──────── Provided information ────────

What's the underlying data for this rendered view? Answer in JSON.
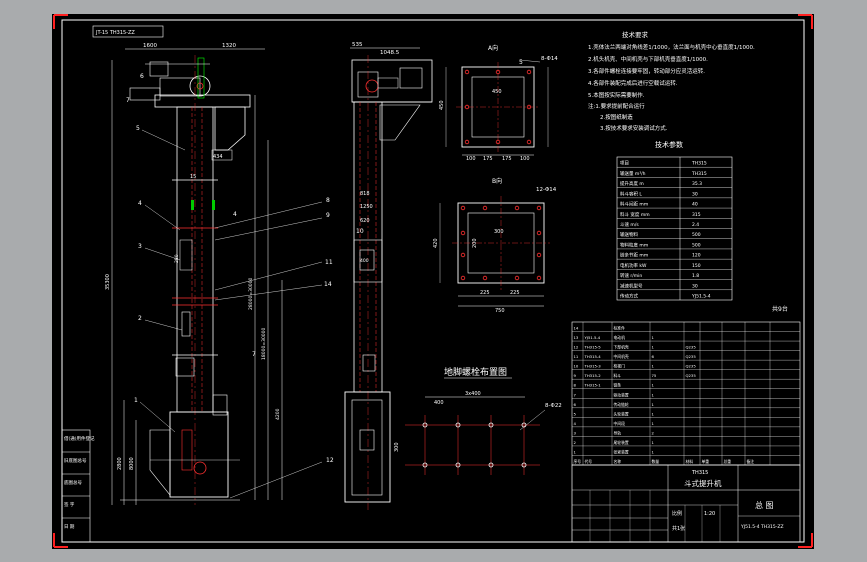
{
  "drawing_code": "JT-15 TH315-ZZ",
  "notes": {
    "title": "技术要求",
    "items": [
      "1.壳体法兰两端对角线差1/1000，法兰面与机壳中心垂直度1/1000.",
      "2.机头机壳、中间机壳与下部机壳垂直度1/1000.",
      "3.各部件螺栓连接要牢固，转动部分应灵活运转.",
      "4.各部件装配完成后进行空载试运转.",
      "5.本图按实际需要制作."
    ],
    "sub_items": [
      "注:1.要求提前配合运行",
      "2.按图纸制造",
      "3.按技术要求安装调试方式."
    ]
  },
  "tech_table": {
    "title": "技术参数",
    "header": [
      "项目",
      "TH315"
    ],
    "rows": [
      [
        "输送量 m³/h",
        "TH315"
      ],
      [
        "提升高度 m",
        "35.3"
      ],
      [
        "料斗容积 L",
        "30"
      ],
      [
        "料斗间距 mm",
        "40"
      ],
      [
        "料斗 宽度 mm",
        "315"
      ],
      [
        "斗速 m/s",
        "2.4"
      ],
      [
        "输送物料",
        "500"
      ],
      [
        "物料粒度 mm",
        "500"
      ],
      [
        "链条节距 mm",
        "120"
      ],
      [
        "电机功率 kW",
        "150"
      ],
      [
        "转速 r/min",
        "1.8"
      ],
      [
        "减速机型号",
        "30"
      ],
      [
        "传动方式",
        "YJ51.5-4"
      ]
    ]
  },
  "view_labels": {
    "a": "A向",
    "b": "B向",
    "anchor": "地脚螺栓布置图"
  },
  "dims": {
    "total": "1600",
    "width": "1320",
    "head_w": "1048.5",
    "head_l": "535",
    "sec_a": "580",
    "sec_b": "434",
    "a_size": "450",
    "a_bot": [
      "100",
      "175",
      "175",
      "100"
    ],
    "b_w": "300",
    "b_h": "200",
    "b_bot": [
      "225",
      "225"
    ],
    "b_total": "750",
    "b_side": "420",
    "anchor_w": "400",
    "anchor_total": "3x400",
    "anchor_h": "300",
    "hole_a": "8-Φ14",
    "hole_b": "12-Φ14",
    "hole_anchor": "8-Φ22",
    "left_h1": "35300",
    "left_h2": "6000",
    "left_h3": "2800",
    "left_h4": "8000",
    "right_v1": "28000=30000",
    "right_v2": "18000=30000",
    "right_v3": "4200",
    "side_620": "620",
    "side_300": "300",
    "side_400": "400",
    "side_818": "818",
    "side_1250": "1250",
    "vert_1": "15",
    "head_dim_375": "375",
    "t_1000": "1000",
    "t_280": "280"
  },
  "callouts": [
    "1",
    "2",
    "3",
    "4",
    "5",
    "6",
    "7",
    "8",
    "9",
    "10",
    "11",
    "12",
    "13",
    "14"
  ],
  "bom": {
    "header": [
      "序号",
      "代号",
      "名称",
      "数量",
      "材料",
      "单重",
      "总重",
      "备注"
    ],
    "rows": [
      [
        "14",
        "",
        "标准件",
        "",
        "",
        "",
        "",
        ""
      ],
      [
        "13",
        "YJ51.5-4",
        "电动机",
        "1",
        "",
        "",
        "",
        ""
      ],
      [
        "12",
        "TH315-5",
        "下部机壳",
        "1",
        "Q235",
        "",
        "",
        ""
      ],
      [
        "11",
        "TH315-4",
        "中间机壳",
        "6",
        "Q235",
        "",
        "",
        ""
      ],
      [
        "10",
        "TH315-3",
        "检视门",
        "1",
        "Q235",
        "",
        "",
        ""
      ],
      [
        "9",
        "TH315-2",
        "料斗",
        "75",
        "Q235",
        "",
        "",
        ""
      ],
      [
        "8",
        "TH315-1",
        "链条",
        "1",
        "",
        "",
        "",
        ""
      ],
      [
        "7",
        "",
        "驱动装置",
        "1",
        "",
        "",
        "",
        ""
      ],
      [
        "6",
        "",
        "传动链轮",
        "1",
        "",
        "",
        "",
        ""
      ],
      [
        "5",
        "",
        "头轮装置",
        "1",
        "",
        "",
        "",
        ""
      ],
      [
        "4",
        "",
        "中间段",
        "1",
        "",
        "",
        "",
        ""
      ],
      [
        "3",
        "",
        "导轨",
        "2",
        "",
        "",
        "",
        ""
      ],
      [
        "2",
        "",
        "尾轮装置",
        "1",
        "",
        "",
        "",
        ""
      ],
      [
        "1",
        "",
        "张紧装置",
        "1",
        "",
        "",
        "",
        ""
      ]
    ],
    "foot": [
      "序号",
      "代号",
      "名称",
      "数量",
      "材料",
      "单重",
      "总重",
      "备注"
    ]
  },
  "title_block": {
    "company": "TH315",
    "name": "斗式提升机",
    "scale_label": "比例",
    "scale": "1:20",
    "sheet": "共1张",
    "drawing": "总 图",
    "code": "YJ51.5-4 TH315-ZZ"
  },
  "left_strip": [
    "借(通)用件登记",
    "旧底图总号",
    "底图总号",
    "签 字",
    "日 期"
  ],
  "sheet_note": "共9台"
}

────────

Challenge:
Return each line from the material above exactly, but not the pictures.

Output:
What's the underlying data for this rendered view? Answer in JSON.
{
  "drawing_code": "JT-15 TH315-ZZ",
  "notes": {
    "title": "技术要求",
    "items": [
      "1.壳体法兰两端对角线差1/1000，法兰面与机壳中心垂直度1/1000.",
      "2.机头机壳、中间机壳与下部机壳垂直度1/1000.",
      "3.各部件螺栓连接要牢固，转动部分应灵活运转.",
      "4.各部件装配完成后进行空载试运转.",
      "5.本图按实际需要制作."
    ],
    "sub_items": [
      "注:1.要求提前配合运行",
      "2.按图纸制造",
      "3.按技术要求安装调试方式."
    ]
  },
  "tech_table": {
    "title": "技术参数",
    "header": [
      "项目",
      "TH315"
    ],
    "rows": [
      [
        "输送量 m³/h",
        "TH315"
      ],
      [
        "提升高度 m",
        "35.3"
      ],
      [
        "料斗容积 L",
        "30"
      ],
      [
        "料斗间距 mm",
        "40"
      ],
      [
        "料斗 宽度 mm",
        "315"
      ],
      [
        "斗速 m/s",
        "2.4"
      ],
      [
        "输送物料",
        "500"
      ],
      [
        "物料粒度 mm",
        "500"
      ],
      [
        "链条节距 mm",
        "120"
      ],
      [
        "电机功率 kW",
        "150"
      ],
      [
        "转速 r/min",
        "1.8"
      ],
      [
        "减速机型号",
        "30"
      ],
      [
        "传动方式",
        "YJ51.5-4"
      ]
    ]
  },
  "view_labels": {
    "a": "A向",
    "b": "B向",
    "anchor": "地脚螺栓布置图"
  },
  "dims": {
    "total": "1600",
    "width": "1320",
    "head_w": "1048.5",
    "head_l": "535",
    "sec_a": "580",
    "sec_b": "434",
    "a_size": "450",
    "a_bot": [
      "100",
      "175",
      "175",
      "100"
    ],
    "b_w": "300",
    "b_h": "200",
    "b_bot": [
      "225",
      "225"
    ],
    "b_total": "750",
    "b_side": "420",
    "anchor_w": "400",
    "anchor_total": "3x400",
    "anchor_h": "300",
    "hole_a": "8-Φ14",
    "hole_b": "12-Φ14",
    "hole_anchor": "8-Φ22",
    "left_h1": "35300",
    "left_h2": "6000",
    "left_h3": "2800",
    "left_h4": "8000",
    "right_v1": "28000=30000",
    "right_v2": "18000=30000",
    "right_v3": "4200",
    "side_620": "620",
    "side_300": "300",
    "side_400": "400",
    "side_818": "818",
    "side_1250": "1250",
    "vert_1": "15",
    "head_dim_375": "375",
    "t_1000": "1000",
    "t_280": "280"
  },
  "callouts": [
    "1",
    "2",
    "3",
    "4",
    "5",
    "6",
    "7",
    "8",
    "9",
    "10",
    "11",
    "12",
    "13",
    "14"
  ],
  "bom": {
    "header": [
      "序号",
      "代号",
      "名称",
      "数量",
      "材料",
      "单重",
      "总重",
      "备注"
    ],
    "rows": [
      [
        "14",
        "",
        "标准件",
        "",
        "",
        "",
        "",
        ""
      ],
      [
        "13",
        "YJ51.5-4",
        "电动机",
        "1",
        "",
        "",
        "",
        ""
      ],
      [
        "12",
        "TH315-5",
        "下部机壳",
        "1",
        "Q235",
        "",
        "",
        ""
      ],
      [
        "11",
        "TH315-4",
        "中间机壳",
        "6",
        "Q235",
        "",
        "",
        ""
      ],
      [
        "10",
        "TH315-3",
        "检视门",
        "1",
        "Q235",
        "",
        "",
        ""
      ],
      [
        "9",
        "TH315-2",
        "料斗",
        "75",
        "Q235",
        "",
        "",
        ""
      ],
      [
        "8",
        "TH315-1",
        "链条",
        "1",
        "",
        "",
        "",
        ""
      ],
      [
        "7",
        "",
        "驱动装置",
        "1",
        "",
        "",
        "",
        ""
      ],
      [
        "6",
        "",
        "传动链轮",
        "1",
        "",
        "",
        "",
        ""
      ],
      [
        "5",
        "",
        "头轮装置",
        "1",
        "",
        "",
        "",
        ""
      ],
      [
        "4",
        "",
        "中间段",
        "1",
        "",
        "",
        "",
        ""
      ],
      [
        "3",
        "",
        "导轨",
        "2",
        "",
        "",
        "",
        ""
      ],
      [
        "2",
        "",
        "尾轮装置",
        "1",
        "",
        "",
        "",
        ""
      ],
      [
        "1",
        "",
        "张紧装置",
        "1",
        "",
        "",
        "",
        ""
      ]
    ],
    "foot": [
      "序号",
      "代号",
      "名称",
      "数量",
      "材料",
      "单重",
      "总重",
      "备注"
    ]
  },
  "title_block": {
    "company": "TH315",
    "name": "斗式提升机",
    "scale_label": "比例",
    "scale": "1:20",
    "sheet": "共1张",
    "drawing": "总 图",
    "code": "YJ51.5-4 TH315-ZZ"
  },
  "left_strip": [
    "借(通)用件登记",
    "旧底图总号",
    "底图总号",
    "签 字",
    "日 期"
  ],
  "sheet_note": "共9台"
}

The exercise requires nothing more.